-- Start of Material provided --
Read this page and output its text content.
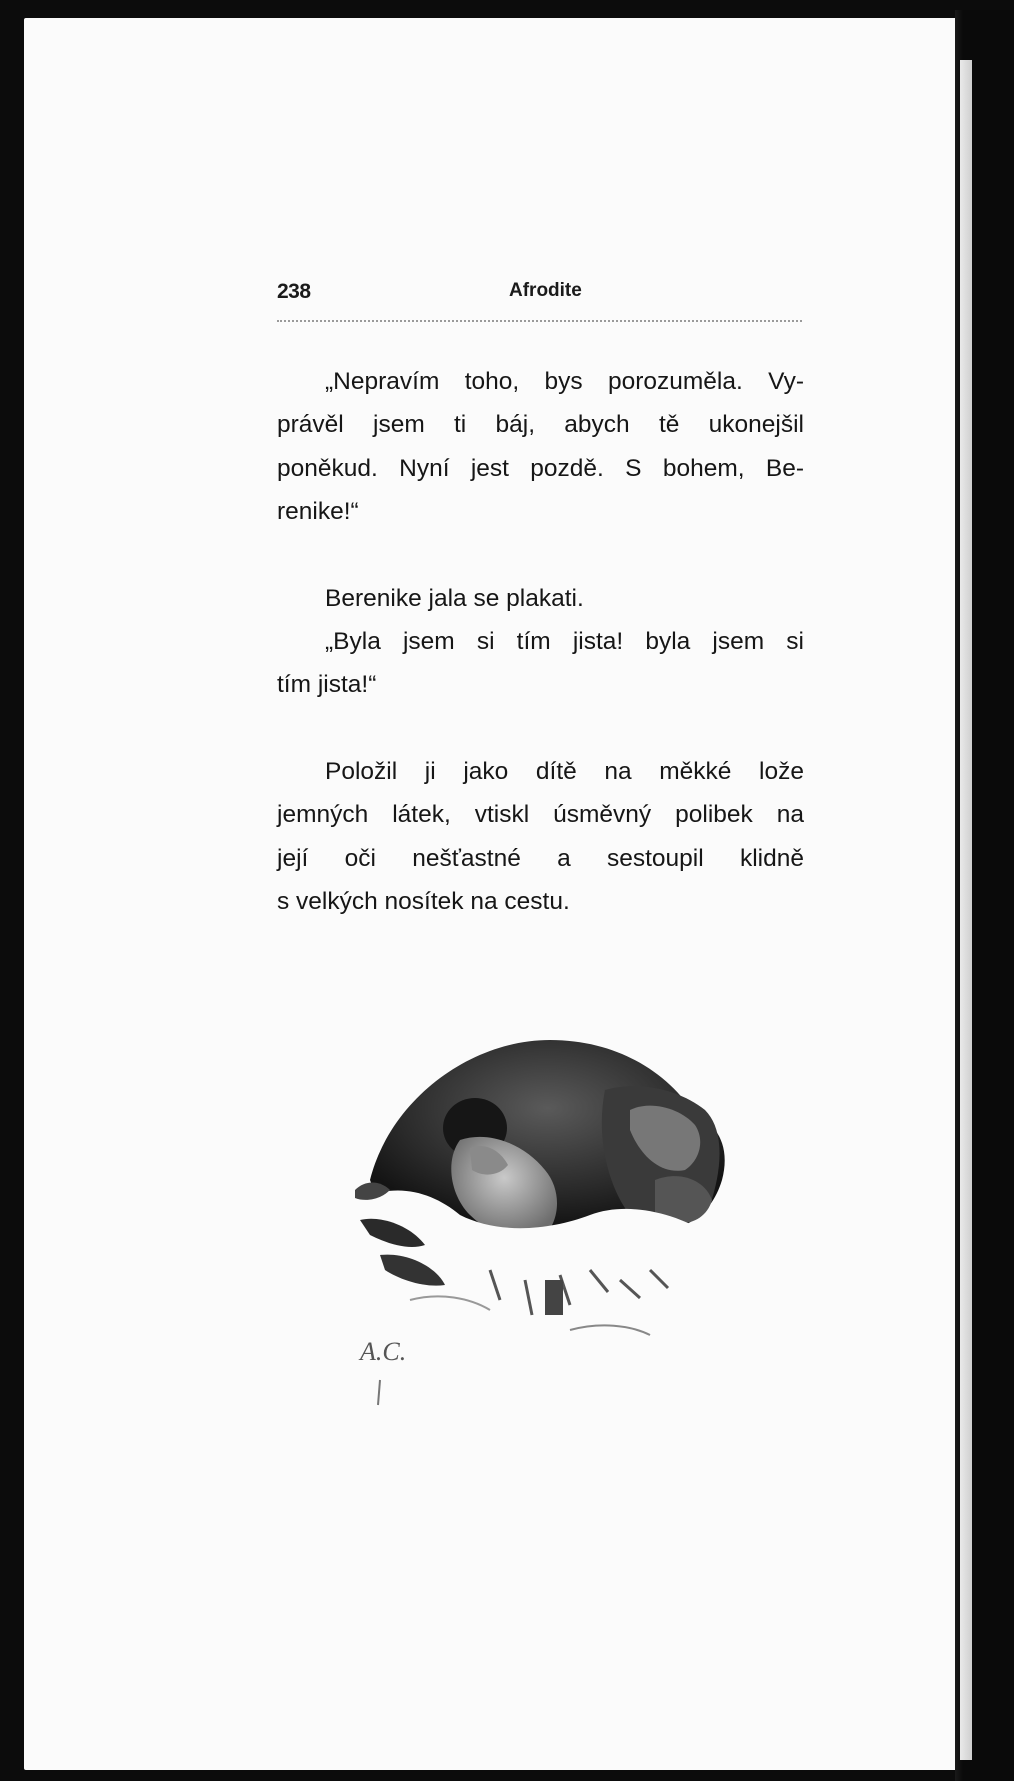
238	Afrodite

„Nepravím toho, bys porozuměla. Vy-
právěl jsem ti báj, abych tě ukonejšil
poněkud. Nyní jest pozdě. S bohem, Be-
renike!“

Berenike jala se plakati.

„Byla jsem si tím jista! byla jsem si
tím jista!“

Položil ji jako dítě na měkké lože
jemných látek, vtiskl úsměvný polibek na
její oči nešťastné a sestoupil klidně
s velkých nosítek na cestu.

A.C.
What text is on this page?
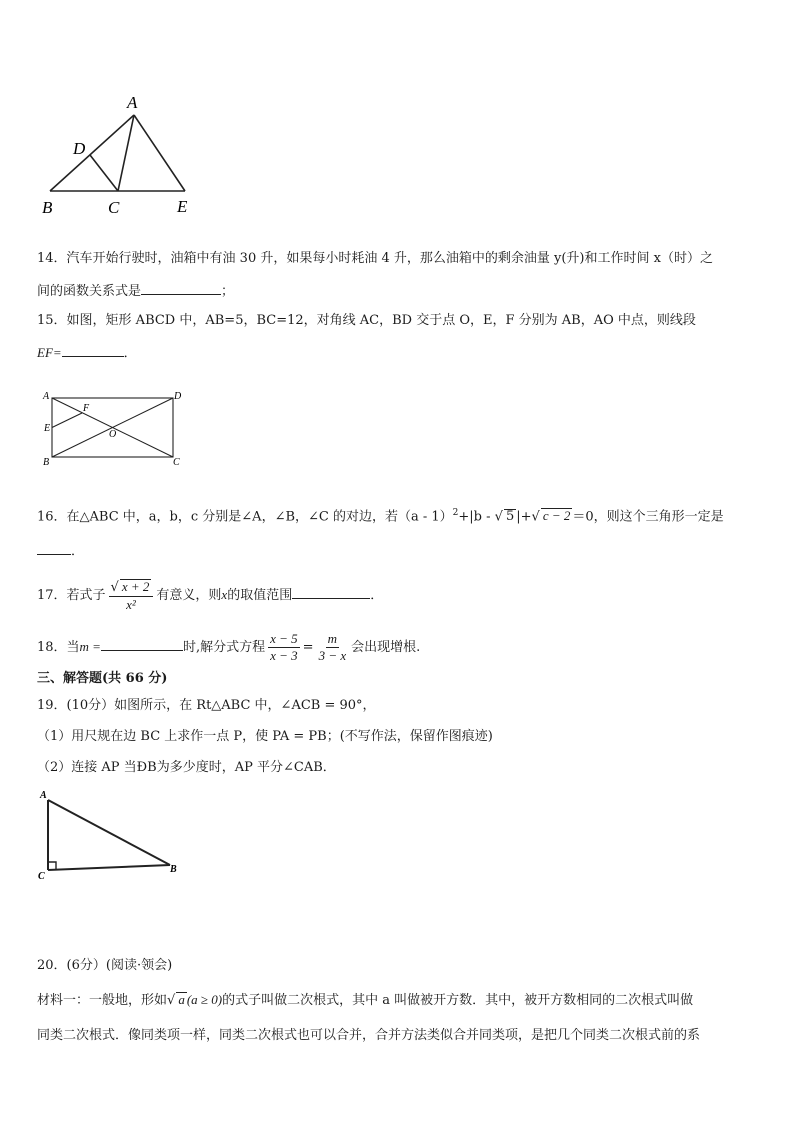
A
D
B	C	E
14．汽车开始行驶时，油箱中有油 30 升，如果每小时耗油 4 升，那么油箱中的剩余油量 y(升)和工作时间 x（时）之
间的函数关系式是	；
15．如图，矩形 ABCD 中，AB=5，BC=12，对角线 AC，BD 交于点 O，E，F 分别为 AB，AO 中点，则线段
EF=	．
A	D
E
F
O
B	C
16．在△ABC 中，a，b，c 分别是∠A，∠B，∠C 的对边，若（a - 1）$^2$+|b - √ 5 |+√ c − 2 ＝0，则这个三角形一定是
．
17．若式子 $\frac{√ x + 2}{\text{x²}}$ 有意义，则x的取值范围	．
18．当m =	时,解分式方程 $\frac{x - 5}{x - 3} = \frac{m}{3 - x}$ 会出现增根.
三、解答题(共 66 分)
19．(10分）如图所示，在 Rt△ABC 中，∠ACB = 90°，
（1）用尺规在边 BC 上求作一点 P，使 PA = PB；(不写作法，保留作图痕迹)
（2）连接 AP 当ÐB为多少度时，AP 平分∠CAB．
A
C
B
20．(6分）(阅读·领会)
材料一：一般地，形如√ a (a ≥ 0)的式子叫做二次根式，其中 a 叫做被开方数．其中，被开方数相同的二次根式叫做
同类二次根式．像同类项一样，同类二次根式也可以合并，合并方法类似合并同类项，是把几个同类二次根式前的系
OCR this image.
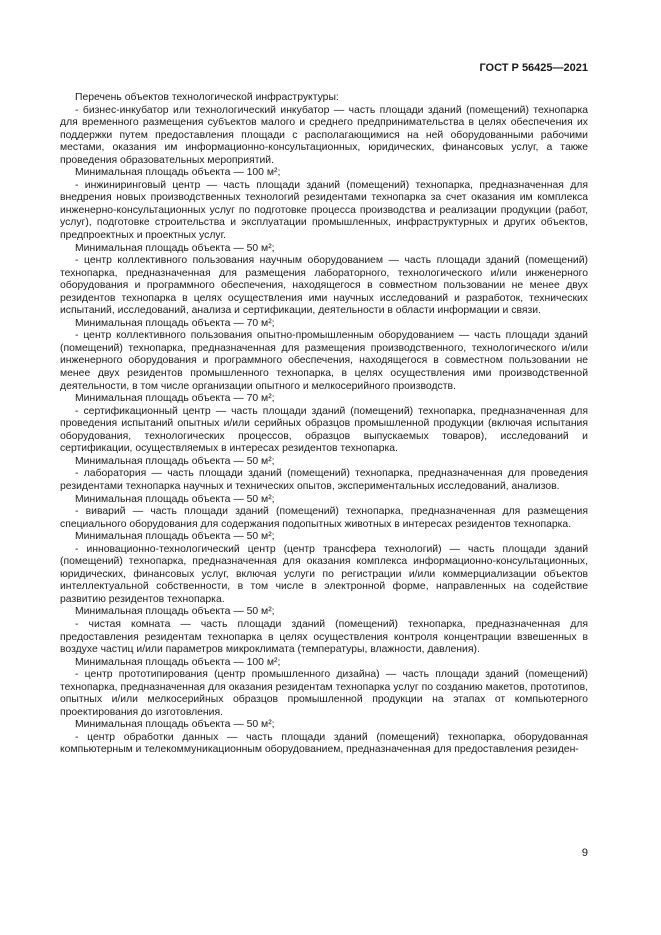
ГОСТ Р 56425—2021

Перечень объектов технологической инфраструктуры:

- бизнес-инкубатор или технологический инкубатор — часть площади зданий (помещений) технопарка для временного размещения субъектов малого и среднего предпринимательства в целях обеспечения их поддержки путем предоставления площади с располагающимися на ней оборудованными рабочими местами, оказания им информационно-консультационных, юридических, финансовых услуг, а также проведения образовательных мероприятий.

Минимальная площадь объекта — 100 м²;

- инжиниринговый центр — часть площади зданий (помещений) технопарка, предназначенная для внедрения новых производственных технологий резидентами технопарка за счет оказания им комплекса инженерно-консультационных услуг по подготовке процесса производства и реализации продукции (работ, услуг), подготовке строительства и эксплуатации промышленных, инфраструктурных и других объектов, предпроектных и проектных услуг.

Минимальная площадь объекта — 50 м²;

- центр коллективного пользования научным оборудованием — часть площади зданий (помещений) технопарка, предназначенная для размещения лабораторного, технологического и/или инженерного оборудования и программного обеспечения, находящегося в совместном пользовании не менее двух резидентов технопарка в целях осуществления ими научных исследований и разработок, технических испытаний, исследований, анализа и сертификации, деятельности в области информации и связи.

Минимальная площадь объекта — 70 м²;

- центр коллективного пользования опытно-промышленным оборудованием — часть площади зданий (помещений) технопарка, предназначенная для размещения производственного, технологического и/или инженерного оборудования и программного обеспечения, находящегося в совместном пользовании не менее двух резидентов промышленного технопарка, в целях осуществления ими производственной деятельности, в том числе организации опытного и мелкосерийного производств.

Минимальная площадь объекта — 70 м²;

- сертификационный центр — часть площади зданий (помещений) технопарка, предназначенная для проведения испытаний опытных и/или серийных образцов промышленной продукции (включая испытания оборудования, технологических процессов, образцов выпускаемых товаров), исследований и сертификации, осуществляемых в интересах резидентов технопарка.

Минимальная площадь объекта — 50 м²;

- лаборатория — часть площади зданий (помещений) технопарка, предназначенная для проведения резидентами технопарка научных и технических опытов, экспериментальных исследований, анализов.

Минимальная площадь объекта — 50 м²;

- виварий — часть площади зданий (помещений) технопарка, предназначенная для размещения специального оборудования для содержания подопытных животных в интересах резидентов технопарка.

Минимальная площадь объекта — 50 м²;

- инновационно-технологический центр (центр трансфера технологий) — часть площади зданий (помещений) технопарка, предназначенная для оказания комплекса информационно-консультационных, юридических, финансовых услуг, включая услуги по регистрации и/или коммерциализации объектов интеллектуальной собственности, в том числе в электронной форме, направленных на содействие развитию резидентов технопарка.

Минимальная площадь объекта — 50 м²;

- чистая комната — часть площади зданий (помещений) технопарка, предназначенная для предоставления резидентам технопарка в целях осуществления контроля концентрации взвешенных в воздухе частиц и/или параметров микроклимата (температуры, влажности, давления).

Минимальная площадь объекта — 100 м²;

- центр прототипирования (центр промышленного дизайна) — часть площади зданий (помещений) технопарка, предназначенная для оказания резидентам технопарка услуг по созданию макетов, прототипов, опытных и/или мелкосерийных образцов промышленной продукции на этапах от компьютерного проектирования до изготовления.

Минимальная площадь объекта — 50 м²;

- центр обработки данных — часть площади зданий (помещений) технопарка, оборудованная компьютерным и телекоммуникационным оборудованием, предназначенная для предоставления резиден-

9
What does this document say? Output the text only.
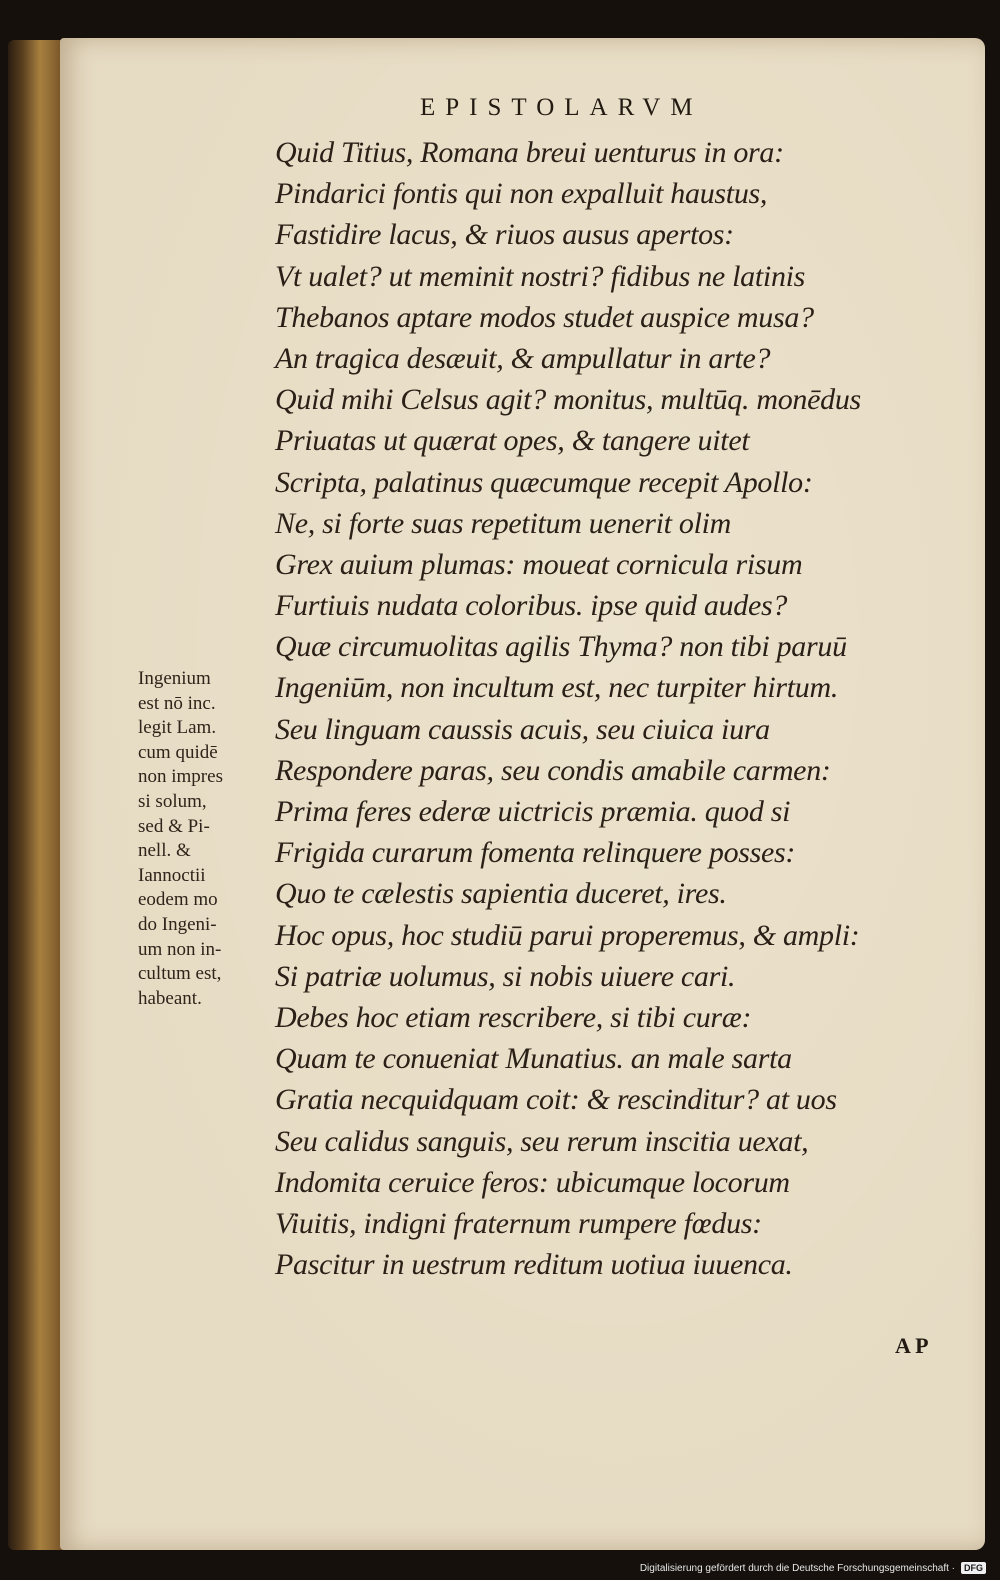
EPISTOLARVM
Quid Titius, Romana breui uenturus in ora:
Pindarici fontis qui non expalluit haustus,
Fastidire lacus, & riuos ausus apertos:
Vt ualet? ut meminit nostri? fidibus ne latinis
Thebanos aptare modos studet auspice musa?
An tragica desæuit, & ampullatur in arte?
Quid mihi Celsus agit? monitus, multūq. monēdus
Priuatas ut quærat opes, & tangere uitet
Scripta, palatinus quæcumque recepit Apollo:
Ne, si forte suas repetitum uenerit olim
Grex auium plumas: moueat cornicula risum
Furtiuis nudata coloribus. ipse quid audes?
Quæ circumuolitas agilis Thyma? non tibi paruū
Ingeniūm, non incultum est, nec turpiter hirtum.
Seu linguam caussis acuis, seu ciuica iura
Respondere paras, seu condis amabile carmen:
Prima feres ederæ uictricis præmia. quod si
Frigida curarum fomenta relinquere posses:
Quo te cælestis sapientia duceret, ires.
Hoc opus, hoc studiū parui properemus, & ampli:
Si patriæ uolumus, si nobis uiuere cari.
Debes hoc etiam rescribere, si tibi curæ:
Quam te conueniat Munatius. an male sarta
Gratia necquidquam coit: & rescinditur? at uos
Seu calidus sanguis, seu rerum inscitia uexat,
Indomita ceruice feros: ubicumque locorum
Viuitis, indigni fraternum rumpere fœdus:
Pascitur in uestrum reditum uotiua iuuenca.
Ingenium
est nō inc.
legit Lam.
cum quidē
non impres
si solum,
sed & Pi-
nell. &
Iannoctii
eodem mo
do Ingeni-
um non in-
cultum est,
habeant.
A P
Digitalisierung gefördert durch die Deutsche Forschungsgemeinschaft ·	DFG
-- End of Material provided --
_Exercise instructions_:
Reproduce the entries above word for word. Pictures stay out.

_Complete response_:
Read this page and output its text content.
238	Afrodite

„Nepravím toho, bys porozuměla. Vy-
právěl jsem ti báj, abych tě ukonejšil
poněkud. Nyní jest pozdě. S bohem, Be-
renike!“

Berenike jala se plakati.

„Byla jsem si tím jista! byla jsem si
tím jista!“

Položil ji jako dítě na měkké lože
jemných látek, vtiskl úsměvný polibek na
její oči nešťastné a sestoupil klidně
s velkých nosítek na cestu.

A.C.
What text is on this page?
A
D
B	C	E
14．汽车开始行驶时，油箱中有油 30 升，如果每小时耗油 4 升，那么油箱中的剩余油量 y(升)和工作时间 x（时）之
间的函数关系式是	；
15．如图，矩形 ABCD 中，AB=5，BC=12，对角线 AC，BD 交于点 O，E，F 分别为 AB，AO 中点，则线段
EF=	．
A	D
E
F
O
B	C
16．在△ABC 中，a，b，c 分别是∠A，∠B，∠C 的对边，若（a - 1）$^2$+|b - √ 5 |+√ c − 2 ＝0，则这个三角形一定是
．
17．若式子 $\frac{√ x + 2}{\text{x²}}$ 有意义，则x的取值范围	．
18．当m =	时,解分式方程 $\frac{x - 5}{x - 3} = \frac{m}{3 - x}$ 会出现增根.
三、解答题(共 66 分)
19．(10分）如图所示，在 Rt△ABC 中，∠ACB = 90°，
（1）用尺规在边 BC 上求作一点 P，使 PA = PB；(不写作法，保留作图痕迹)
（2）连接 AP 当ÐB为多少度时，AP 平分∠CAB．
A
C
B
20．(6分）(阅读·领会)
材料一：一般地，形如√ a (a ≥ 0)的式子叫做二次根式，其中 a 叫做被开方数．其中，被开方数相同的二次根式叫做
同类二次根式．像同类项一样，同类二次根式也可以合并，合并方法类似合并同类项，是把几个同类二次根式前的系
OCR this image.
ГОСТ Р 56425—2021

Перечень объектов технологической инфраструктуры:

- бизнес-инкубатор или технологический инкубатор — часть площади зданий (помещений) технопарка для временного размещения субъектов малого и среднего предпринимательства в целях обеспечения их поддержки путем предоставления площади с располагающимися на ней оборудованными рабочими местами, оказания им информационно-консультационных, юридических, финансовых услуг, а также проведения образовательных мероприятий.

Минимальная площадь объекта — 100 м²;

- инжиниринговый центр — часть площади зданий (помещений) технопарка, предназначенная для внедрения новых производственных технологий резидентами технопарка за счет оказания им комплекса инженерно-консультационных услуг по подготовке процесса производства и реализации продукции (работ, услуг), подготовке строительства и эксплуатации промышленных, инфраструктурных и других объектов, предпроектных и проектных услуг.

Минимальная площадь объекта — 50 м²;

- центр коллективного пользования научным оборудованием — часть площади зданий (помещений) технопарка, предназначенная для размещения лабораторного, технологического и/или инженерного оборудования и программного обеспечения, находящегося в совместном пользовании не менее двух резидентов технопарка в целях осуществления ими научных исследований и разработок, технических испытаний, исследований, анализа и сертификации, деятельности в области информации и связи.

Минимальная площадь объекта — 70 м²;

- центр коллективного пользования опытно-промышленным оборудованием — часть площади зданий (помещений) технопарка, предназначенная для размещения производственного, технологического и/или инженерного оборудования и программного обеспечения, находящегося в совместном пользовании не менее двух резидентов промышленного технопарка, в целях осуществления ими производственной деятельности, в том числе организации опытного и мелкосерийного производств.

Минимальная площадь объекта — 70 м²;

- сертификационный центр — часть площади зданий (помещений) технопарка, предназначенная для проведения испытаний опытных и/или серийных образцов промышленной продукции (включая испытания оборудования, технологических процессов, образцов выпускаемых товаров), исследований и сертификации, осуществляемых в интересах резидентов технопарка.

Минимальная площадь объекта — 50 м²;

- лаборатория — часть площади зданий (помещений) технопарка, предназначенная для проведения резидентами технопарка научных и технических опытов, экспериментальных исследований, анализов.

Минимальная площадь объекта — 50 м²;

- виварий — часть площади зданий (помещений) технопарка, предназначенная для размещения специального оборудования для содержания подопытных животных в интересах резидентов технопарка.

Минимальная площадь объекта — 50 м²;

- инновационно-технологический центр (центр трансфера технологий) — часть площади зданий (помещений) технопарка, предназначенная для оказания комплекса информационно-консультационных, юридических, финансовых услуг, включая услуги по регистрации и/или коммерциализации объектов интеллектуальной собственности, в том числе в электронной форме, направленных на содействие развитию резидентов технопарка.

Минимальная площадь объекта — 50 м²;

- чистая комната — часть площади зданий (помещений) технопарка, предназначенная для предоставления резидентам технопарка в целях осуществления контроля концентрации взвешенных в воздухе частиц и/или параметров микроклимата (температуры, влажности, давления).

Минимальная площадь объекта — 100 м²;

- центр прототипирования (центр промышленного дизайна) — часть площади зданий (помещений) технопарка, предназначенная для оказания резидентам технопарка услуг по созданию макетов, прототипов, опытных и/или мелкосерийных образцов промышленной продукции на этапах от компьютерного проектирования до изготовления.

Минимальная площадь объекта — 50 м²;

- центр обработки данных — часть площади зданий (помещений) технопарка, оборудованная компьютерным и телекоммуникационным оборудованием, предназначенная для предоставления резиден-

9
What does this document say? Output the text only.
EPISTOLARVM
Quid Titius, Romana breui uenturus in ora:
Pindarici fontis qui non expalluit haustus,
Fastidire lacus, & riuos ausus apertos:
Vt ualet? ut meminit nostri? fidibus ne latinis
Thebanos aptare modos studet auspice musa?
An tragica desæuit, & ampullatur in arte?
Quid mihi Celsus agit? monitus, multūq. monēdus
Priuatas ut quærat opes, & tangere uitet
Scripta, palatinus quæcumque recepit Apollo:
Ne, si forte suas repetitum uenerit olim
Grex auium plumas: moueat cornicula risum
Furtiuis nudata coloribus. ipse quid audes?
Quæ circumuolitas agilis Thyma? non tibi paruū
Ingeniūm, non incultum est, nec turpiter hirtum.
Seu linguam caussis acuis, seu ciuica iura
Respondere paras, seu condis amabile carmen:
Prima feres ederæ uictricis præmia. quod si
Frigida curarum fomenta relinquere posses:
Quo te cælestis sapientia duceret, ires.
Hoc opus, hoc studiū parui properemus, & ampli:
Si patriæ uolumus, si nobis uiuere cari.
Debes hoc etiam rescribere, si tibi curæ:
Quam te conueniat Munatius. an male sarta
Gratia necquidquam coit: & rescinditur? at uos
Seu calidus sanguis, seu rerum inscitia uexat,
Indomita ceruice feros: ubicumque locorum
Viuitis, indigni fraternum rumpere fœdus:
Pascitur in uestrum reditum uotiua iuuenca.
Ingenium
est nō inc.
legit Lam.
cum quidē
non impres
si solum,
sed & Pi-
nell. &
Iannoctii
eodem mo
do Ingeni-
um non in-
cultum est,
habeant.
A P
Digitalisierung gefördert durch die Deutsche Forschungsgemeinschaft ·	DFG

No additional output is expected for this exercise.